((

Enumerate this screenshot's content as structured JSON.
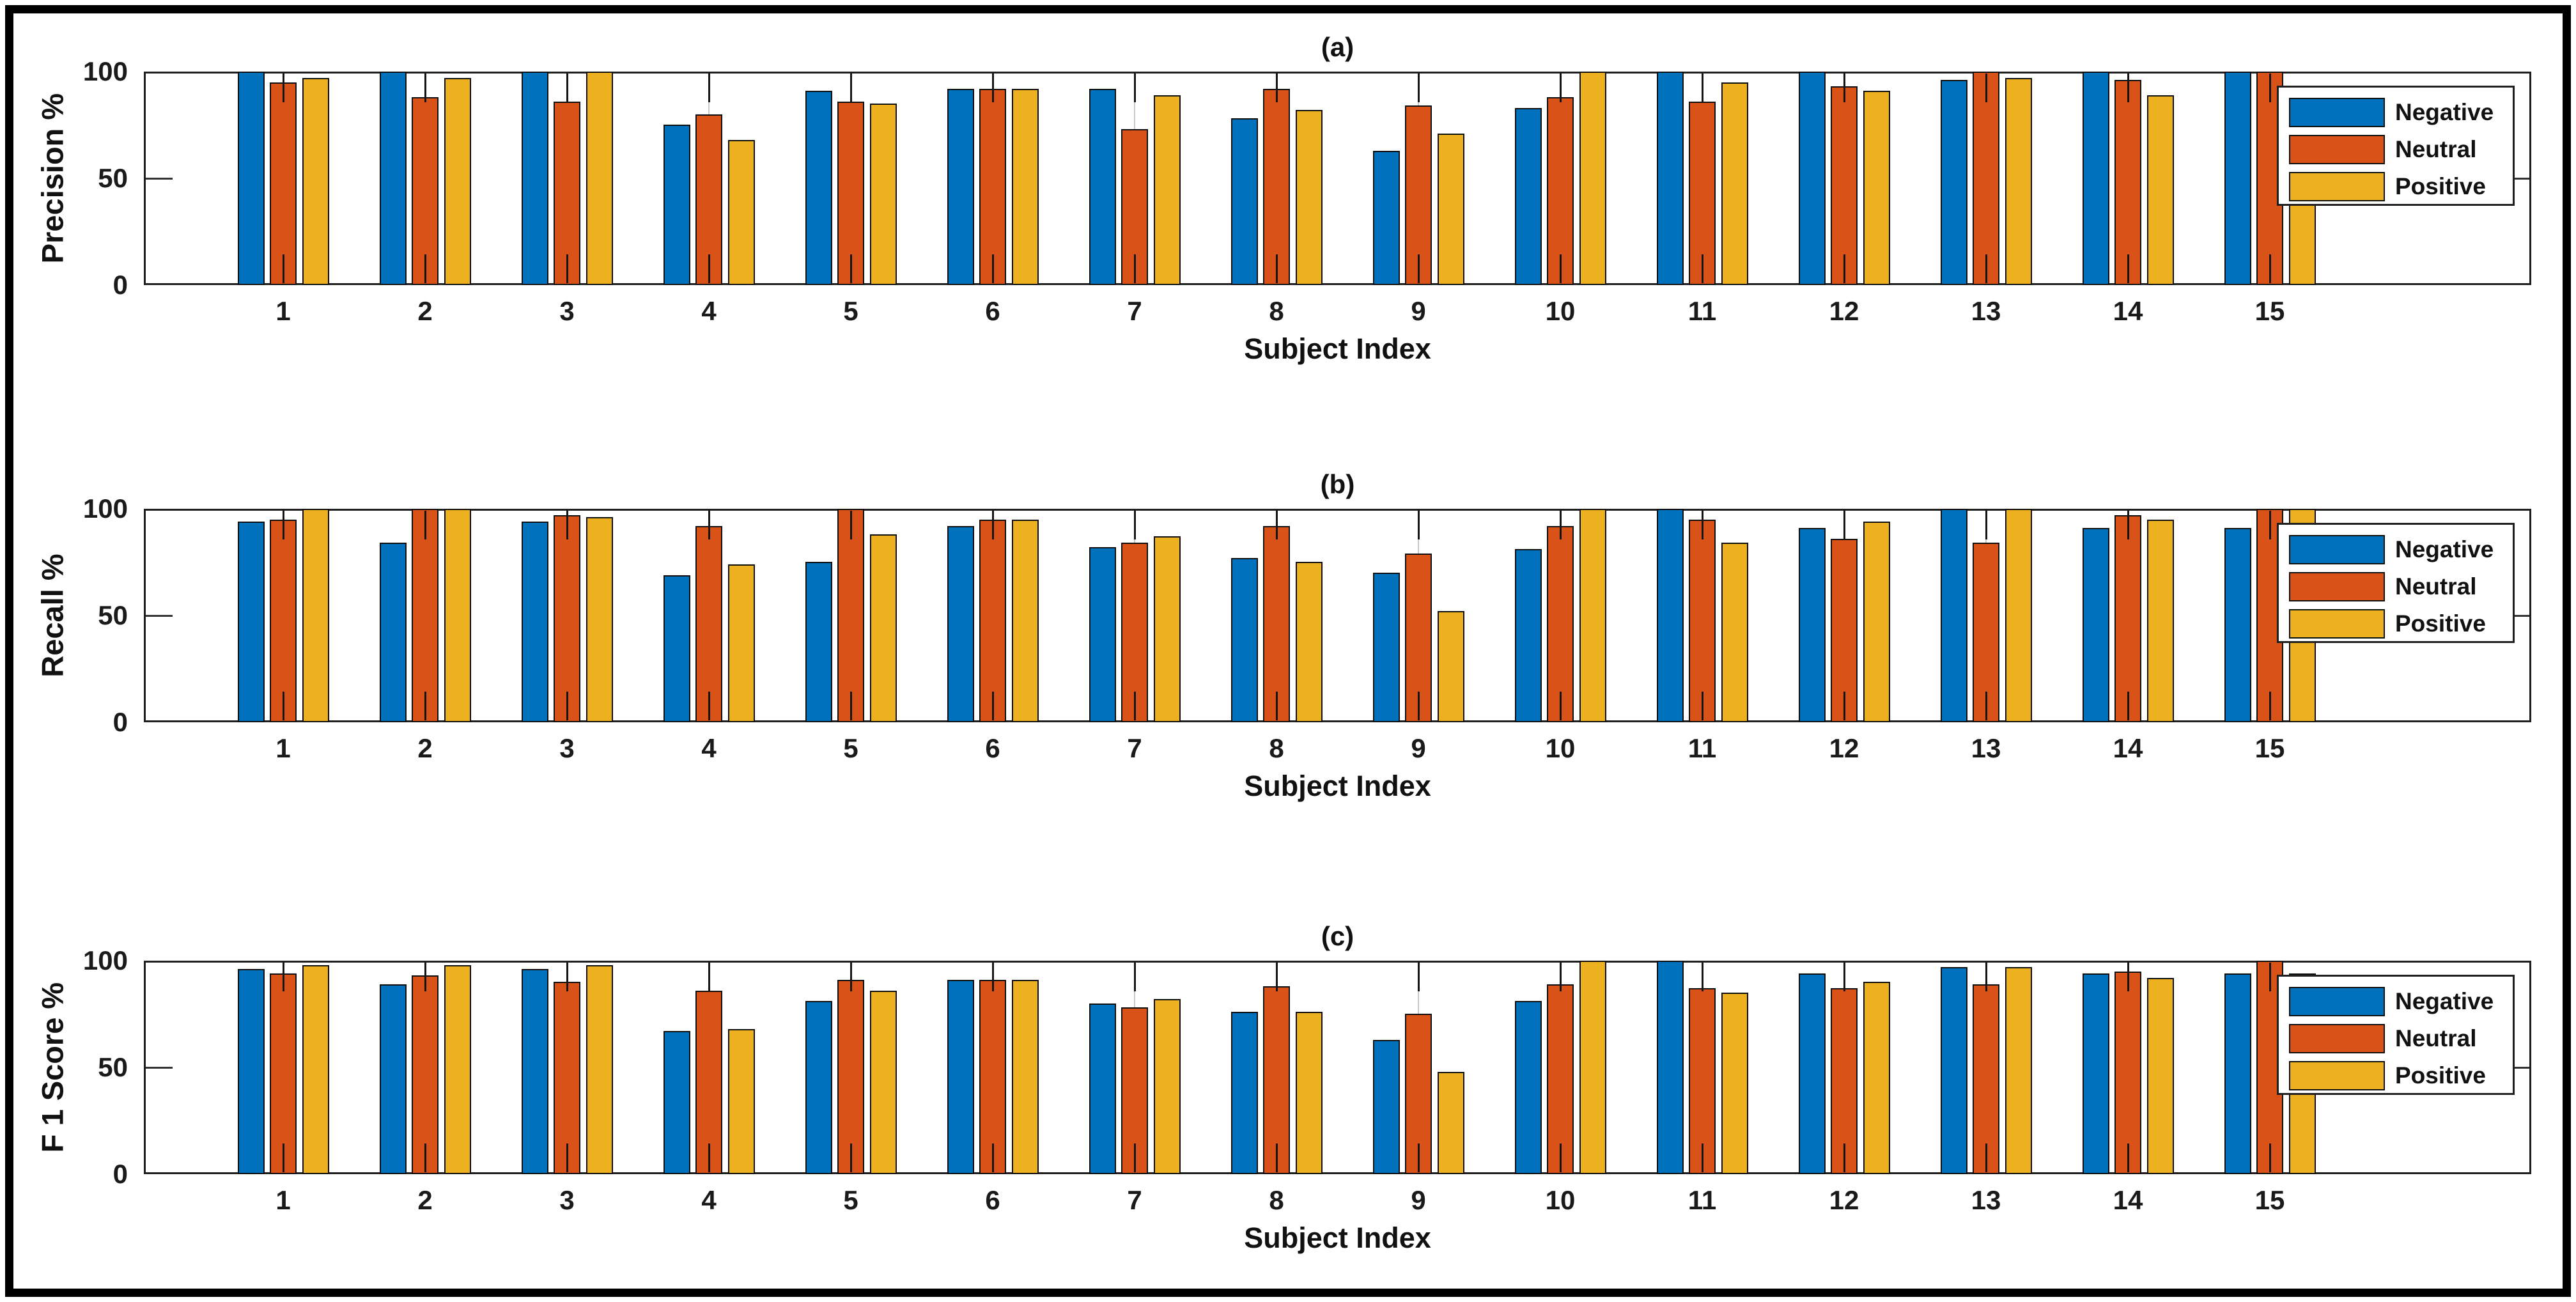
{
  "figure": {
    "background_color": "#ffffff",
    "border_color": "#000000"
  },
  "colors": {
    "negative": "#0072BD",
    "neutral": "#D95319",
    "positive": "#EDB120",
    "bar_edge": "#0f0f0f",
    "axis": "#1f1f1f",
    "gridline": "#c9c9c9"
  },
  "chart_data": [
    {
      "type": "bar",
      "title": "(a)",
      "ylabel": "Precision %",
      "xlabel": "Subject Index",
      "ylim": [
        0,
        100
      ],
      "yticks": [
        0,
        50,
        100
      ],
      "ytick_labels": [
        "0",
        "50",
        "100"
      ],
      "grid": "x-ticks-only",
      "legend_position": "upper-right-inside",
      "categories": [
        "1",
        "2",
        "3",
        "4",
        "5",
        "6",
        "7",
        "8",
        "9",
        "10",
        "11",
        "12",
        "13",
        "14",
        "15"
      ],
      "series": [
        {
          "name": "Negative",
          "color": "#0072BD",
          "values": [
            100,
            100,
            100,
            75,
            91,
            92,
            92,
            78,
            63,
            83,
            100,
            100,
            96,
            100,
            100
          ]
        },
        {
          "name": "Neutral",
          "color": "#D95319",
          "values": [
            95,
            88,
            86,
            80,
            86,
            92,
            73,
            92,
            84,
            88,
            86,
            93,
            100,
            96,
            100
          ]
        },
        {
          "name": "Positive",
          "color": "#EDB120",
          "values": [
            97,
            97,
            100,
            68,
            85,
            92,
            89,
            82,
            71,
            100,
            95,
            91,
            97,
            89,
            93
          ]
        }
      ]
    },
    {
      "type": "bar",
      "title": "(b)",
      "ylabel": "Recall %",
      "xlabel": "Subject Index",
      "ylim": [
        0,
        100
      ],
      "yticks": [
        0,
        50,
        100
      ],
      "ytick_labels": [
        "0",
        "50",
        "100"
      ],
      "grid": "x-ticks-only",
      "legend_position": "upper-right-inside",
      "categories": [
        "1",
        "2",
        "3",
        "4",
        "5",
        "6",
        "7",
        "8",
        "9",
        "10",
        "11",
        "12",
        "13",
        "14",
        "15"
      ],
      "series": [
        {
          "name": "Negative",
          "color": "#0072BD",
          "values": [
            94,
            84,
            94,
            69,
            75,
            92,
            82,
            77,
            70,
            81,
            100,
            91,
            100,
            91,
            91
          ]
        },
        {
          "name": "Neutral",
          "color": "#D95319",
          "values": [
            95,
            100,
            97,
            92,
            100,
            95,
            84,
            92,
            79,
            92,
            95,
            86,
            84,
            97,
            100
          ]
        },
        {
          "name": "Positive",
          "color": "#EDB120",
          "values": [
            100,
            100,
            96,
            74,
            88,
            95,
            87,
            75,
            52,
            100,
            84,
            94,
            100,
            95,
            100
          ]
        }
      ]
    },
    {
      "type": "bar",
      "title": "(c)",
      "ylabel": "F 1 Score %",
      "xlabel": "Subject Index",
      "ylim": [
        0,
        100
      ],
      "yticks": [
        0,
        50,
        100
      ],
      "ytick_labels": [
        "0",
        "50",
        "100"
      ],
      "grid": "x-ticks-only",
      "legend_position": "upper-right-inside",
      "categories": [
        "1",
        "2",
        "3",
        "4",
        "5",
        "6",
        "7",
        "8",
        "9",
        "10",
        "11",
        "12",
        "13",
        "14",
        "15"
      ],
      "series": [
        {
          "name": "Negative",
          "color": "#0072BD",
          "values": [
            96,
            89,
            96,
            67,
            81,
            91,
            80,
            76,
            63,
            81,
            100,
            94,
            97,
            94,
            94
          ]
        },
        {
          "name": "Neutral",
          "color": "#D95319",
          "values": [
            94,
            93,
            90,
            86,
            91,
            91,
            78,
            88,
            75,
            89,
            87,
            87,
            89,
            95,
            100
          ]
        },
        {
          "name": "Positive",
          "color": "#EDB120",
          "values": [
            98,
            98,
            98,
            68,
            86,
            91,
            82,
            76,
            48,
            100,
            85,
            90,
            97,
            92,
            94
          ]
        }
      ]
    }
  ]
}
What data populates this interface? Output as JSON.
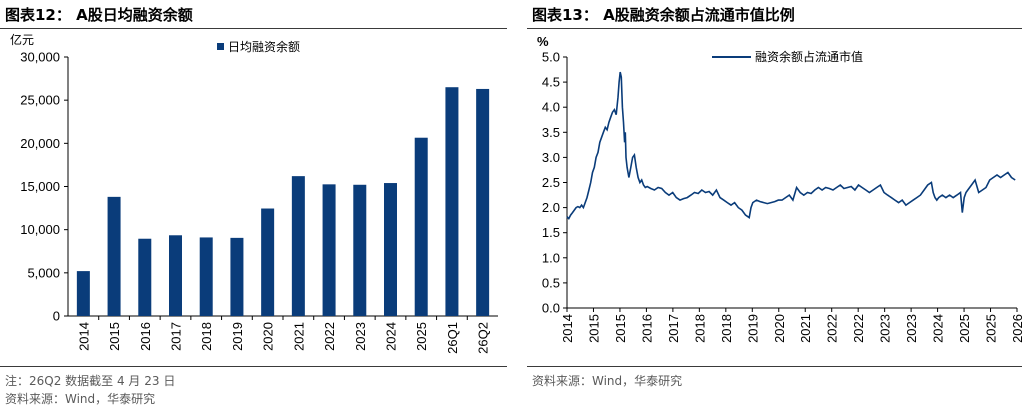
{
  "left": {
    "title": "图表12：  A股日均融资余额",
    "unit": "亿元",
    "note1": "注：26Q2 数据截至 4 月 23 日",
    "note2": "资料来源：Wind，华泰研究"
  },
  "right": {
    "title": "图表13：  A股融资余额占流通市值比例",
    "unit": "%",
    "note": "资料来源：Wind，华泰研究"
  },
  "colors": {
    "series": "#0a3c7a",
    "axis": "#000000",
    "rule": "#3a3a3a"
  },
  "chart_data": [
    {
      "type": "bar",
      "title": "",
      "ylabel": "亿元",
      "categories": [
        "2014",
        "2015",
        "2016",
        "2017",
        "2018",
        "2019",
        "2020",
        "2021",
        "2022",
        "2023",
        "2024",
        "2025",
        "26Q1",
        "26Q2"
      ],
      "series": [
        {
          "name": "日均融资余额",
          "values": [
            5200,
            13800,
            8950,
            9350,
            9100,
            9050,
            12450,
            16200,
            15250,
            15200,
            15400,
            20650,
            26500,
            26300
          ]
        }
      ],
      "ylim": [
        0,
        30000
      ],
      "yticks": [
        "0",
        "5,000",
        "10,000",
        "15,000",
        "20,000",
        "25,000",
        "30,000"
      ],
      "legend": "top-center",
      "grid": false
    },
    {
      "type": "line",
      "title": "",
      "ylabel": "%",
      "x_ticks": [
        "2014",
        "2015",
        "2015",
        "2016",
        "2017",
        "2018",
        "2018",
        "2019",
        "2020",
        "2021",
        "2022",
        "2022",
        "2023",
        "2023",
        "2024",
        "2025",
        "2025",
        "2026"
      ],
      "xlim": [
        2014.0,
        2026.35
      ],
      "ylim": [
        0,
        5.0
      ],
      "yticks": [
        "0.0",
        "0.5",
        "1.0",
        "1.5",
        "2.0",
        "2.5",
        "3.0",
        "3.5",
        "4.0",
        "4.5",
        "5.0"
      ],
      "series": [
        {
          "name": "融资余额占流通市值",
          "x": [
            2014.0,
            2014.05,
            2014.1,
            2014.15,
            2014.2,
            2014.25,
            2014.3,
            2014.35,
            2014.4,
            2014.45,
            2014.5,
            2014.55,
            2014.6,
            2014.65,
            2014.7,
            2014.75,
            2014.8,
            2014.85,
            2014.9,
            2014.95,
            2015.0,
            2015.05,
            2015.1,
            2015.15,
            2015.2,
            2015.25,
            2015.3,
            2015.35,
            2015.4,
            2015.43,
            2015.46,
            2015.49,
            2015.52,
            2015.55,
            2015.58,
            2015.6,
            2015.62,
            2015.65,
            2015.7,
            2015.75,
            2015.8,
            2015.85,
            2015.9,
            2015.95,
            2016.0,
            2016.05,
            2016.1,
            2016.15,
            2016.2,
            2016.3,
            2016.4,
            2016.5,
            2016.6,
            2016.7,
            2016.8,
            2016.9,
            2017.0,
            2017.1,
            2017.2,
            2017.3,
            2017.4,
            2017.5,
            2017.6,
            2017.7,
            2017.8,
            2017.9,
            2018.0,
            2018.1,
            2018.2,
            2018.3,
            2018.4,
            2018.5,
            2018.6,
            2018.7,
            2018.8,
            2018.9,
            2019.0,
            2019.05,
            2019.1,
            2019.2,
            2019.3,
            2019.4,
            2019.5,
            2019.6,
            2019.7,
            2019.8,
            2019.9,
            2020.0,
            2020.1,
            2020.2,
            2020.3,
            2020.4,
            2020.5,
            2020.6,
            2020.7,
            2020.8,
            2020.9,
            2021.0,
            2021.1,
            2021.2,
            2021.3,
            2021.4,
            2021.5,
            2021.6,
            2021.7,
            2021.8,
            2021.9,
            2022.0,
            2022.1,
            2022.2,
            2022.3,
            2022.4,
            2022.5,
            2022.6,
            2022.7,
            2022.8,
            2022.9,
            2023.0,
            2023.1,
            2023.2,
            2023.3,
            2023.4,
            2023.5,
            2023.6,
            2023.7,
            2023.8,
            2023.9,
            2024.0,
            2024.05,
            2024.1,
            2024.15,
            2024.2,
            2024.3,
            2024.4,
            2024.5,
            2024.6,
            2024.7,
            2024.8,
            2024.85,
            2024.9,
            2024.95,
            2025.0,
            2025.1,
            2025.2,
            2025.3,
            2025.4,
            2025.5,
            2025.6,
            2025.7,
            2025.8,
            2025.9,
            2026.0,
            2026.1,
            2026.2,
            2026.3
          ],
          "y": [
            1.82,
            1.78,
            1.85,
            1.9,
            1.95,
            2.0,
            2.02,
            2.0,
            2.05,
            2.0,
            2.1,
            2.2,
            2.35,
            2.5,
            2.7,
            2.8,
            3.0,
            3.1,
            3.3,
            3.4,
            3.5,
            3.6,
            3.55,
            3.7,
            3.8,
            3.9,
            3.95,
            3.85,
            4.2,
            4.5,
            4.7,
            4.6,
            4.0,
            3.7,
            3.3,
            3.5,
            3.0,
            2.8,
            2.6,
            2.8,
            3.0,
            3.05,
            2.8,
            2.6,
            2.5,
            2.55,
            2.45,
            2.4,
            2.42,
            2.38,
            2.35,
            2.4,
            2.38,
            2.3,
            2.25,
            2.3,
            2.2,
            2.15,
            2.18,
            2.2,
            2.25,
            2.3,
            2.28,
            2.35,
            2.3,
            2.32,
            2.25,
            2.35,
            2.2,
            2.15,
            2.1,
            2.05,
            2.1,
            2.0,
            1.95,
            1.85,
            1.8,
            2.0,
            2.1,
            2.15,
            2.12,
            2.1,
            2.08,
            2.1,
            2.12,
            2.15,
            2.15,
            2.2,
            2.25,
            2.15,
            2.4,
            2.3,
            2.25,
            2.3,
            2.28,
            2.35,
            2.4,
            2.35,
            2.4,
            2.38,
            2.35,
            2.4,
            2.45,
            2.38,
            2.4,
            2.42,
            2.35,
            2.45,
            2.4,
            2.35,
            2.3,
            2.35,
            2.4,
            2.45,
            2.3,
            2.25,
            2.2,
            2.15,
            2.1,
            2.15,
            2.05,
            2.1,
            2.15,
            2.2,
            2.25,
            2.35,
            2.45,
            2.5,
            2.3,
            2.2,
            2.15,
            2.2,
            2.25,
            2.2,
            2.25,
            2.2,
            2.25,
            2.3,
            1.9,
            2.2,
            2.3,
            2.35,
            2.45,
            2.55,
            2.3,
            2.35,
            2.4,
            2.55,
            2.6,
            2.65,
            2.6,
            2.65,
            2.7,
            2.6,
            2.55
          ]
        }
      ],
      "legend": "top-center",
      "grid": false
    }
  ]
}
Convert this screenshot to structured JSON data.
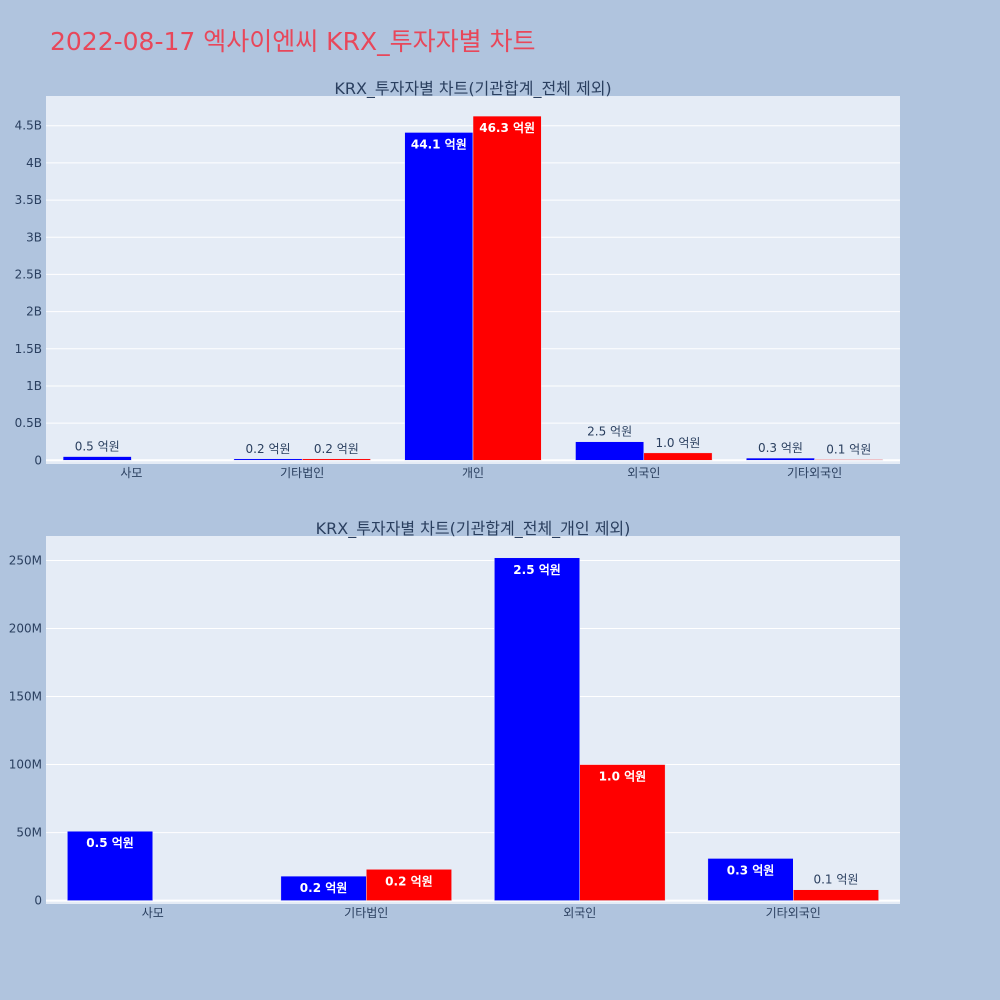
{
  "page_title": "2022-08-17 엑사이엔씨 KRX_투자자별 차트",
  "colors": {
    "series1": "#0000ff",
    "series2": "#ff0000",
    "plot_bg": "#e5ecf6",
    "page_bg": "#b0c4de",
    "title": "#e8475a"
  },
  "chart_data": [
    {
      "type": "bar",
      "title": "KRX_투자자별 차트(기관합계_전체 제외)",
      "categories": [
        "사모",
        "기타법인",
        "개인",
        "외국인",
        "기타외국인"
      ],
      "ylim": [
        -50000000,
        4900000000
      ],
      "yticks": [
        0,
        500000000,
        1000000000,
        1500000000,
        2000000000,
        2500000000,
        3000000000,
        3500000000,
        4000000000,
        4500000000
      ],
      "ytick_labels": [
        "0",
        "0.5B",
        "1B",
        "1.5B",
        "2B",
        "2.5B",
        "3B",
        "3.5B",
        "4B",
        "4.5B"
      ],
      "grid": true,
      "series": [
        {
          "values": [
            50000000,
            20000000,
            4410000000,
            250000000,
            30000000
          ],
          "labels": [
            "0.5 억원",
            "0.2 억원",
            "44.1 억원",
            "2.5 억원",
            "0.3 억원"
          ]
        },
        {
          "values": [
            0,
            20000000,
            4630000000,
            100000000,
            10000000
          ],
          "labels": [
            "",
            "0.2 억원",
            "46.3 억원",
            "1.0 억원",
            "0.1 억원"
          ]
        }
      ]
    },
    {
      "type": "bar",
      "title": "KRX_투자자별 차트(기관합계_전체_개인 제외)",
      "categories": [
        "사모",
        "기타법인",
        "외국인",
        "기타외국인"
      ],
      "ylim": [
        -2500000,
        268000000
      ],
      "yticks": [
        0,
        50000000,
        100000000,
        150000000,
        200000000,
        250000000
      ],
      "ytick_labels": [
        "0",
        "50M",
        "100M",
        "150M",
        "200M",
        "250M"
      ],
      "grid": true,
      "series": [
        {
          "values": [
            51000000,
            18000000,
            252000000,
            31000000
          ],
          "labels": [
            "0.5 억원",
            "0.2 억원",
            "2.5 억원",
            "0.3 억원"
          ]
        },
        {
          "values": [
            0,
            23000000,
            100000000,
            8000000
          ],
          "labels": [
            "",
            "0.2 억원",
            "1.0 억원",
            "0.1 억원"
          ]
        }
      ]
    }
  ]
}
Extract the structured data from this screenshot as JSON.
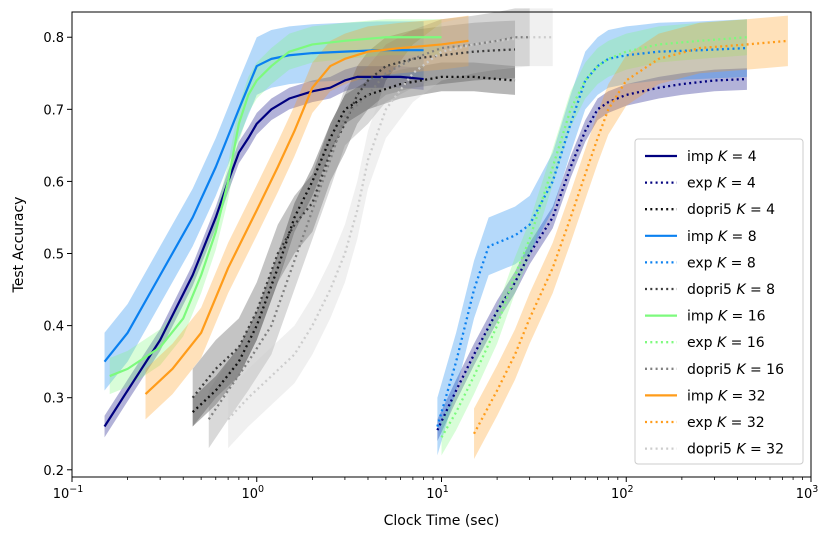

))

# What you have to do:
Filter the entries down to the lines with the word "华泰研究" in them.

# Full answer:
    "note2": "资料来源：Wind，华泰研究"
    "note": "资料来源：Wind，华泰研究"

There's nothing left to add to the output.